Task to complete:
Reproduce the data below in full and exclude every picture.

━━━ Exercise inputs

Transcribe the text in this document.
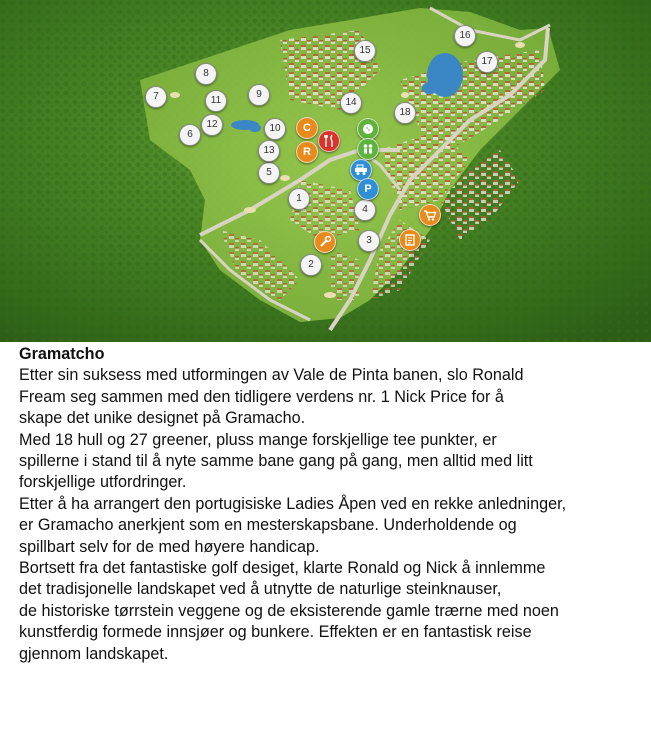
1
2
3
4
5
6
7
8
9
10
11
12
13
14
15
16
17
18
C
R
P

Gramatcho

Etter sin suksess med utformingen av Vale de Pinta banen, slo Ronald

Fream seg sammen med den tidligere verdens nr. 1 Nick Price for å

skape det unike designet på Gramacho.

Med 18 hull og 27 greener, pluss mange forskjellige tee punkter, er

spillerne i stand til å nyte samme bane gang på gang, men alltid med litt

forskjellige utfordringer.

Etter å ha arrangert den portugisiske Ladies Åpen ved en rekke anledninger,

er Gramacho anerkjent som en mesterskapsbane. Underholdende og

spillbart selv for de med høyere handicap.

Bortsett fra det fantastiske golf desiget, klarte Ronald og Nick å innlemme

det tradisjonelle landskapet ved å utnytte de naturlige steinknauser,

de historiske tørrstein veggene og de eksisterende gamle trærne med noen

kunstferdig formede innsjøer og bunkere. Effekten er en fantastisk reise

gjennom landskapet.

━━━━━━

Result of the task:
Transcribe the text in this document.
1
2
3
4
5
6
7
8
9
10
11
12
13
14
15
16
17
18
C
R
P

Gramatcho

Etter sin suksess med utformingen av Vale de Pinta banen, slo Ronald

Fream seg sammen med den tidligere verdens nr. 1 Nick Price for å

skape det unike designet på Gramacho.

Med 18 hull og 27 greener, pluss mange forskjellige tee punkter, er

spillerne i stand til å nyte samme bane gang på gang, men alltid med litt

forskjellige utfordringer.

Etter å ha arrangert den portugisiske Ladies Åpen ved en rekke anledninger,

er Gramacho anerkjent som en mesterskapsbane. Underholdende og

spillbart selv for de med høyere handicap.

Bortsett fra det fantastiske golf desiget, klarte Ronald og Nick å innlemme

det tradisjonelle landskapet ved å utnytte de naturlige steinknauser,

de historiske tørrstein veggene og de eksisterende gamle trærne med noen

kunstferdig formede innsjøer og bunkere. Effekten er en fantastisk reise

gjennom landskapet.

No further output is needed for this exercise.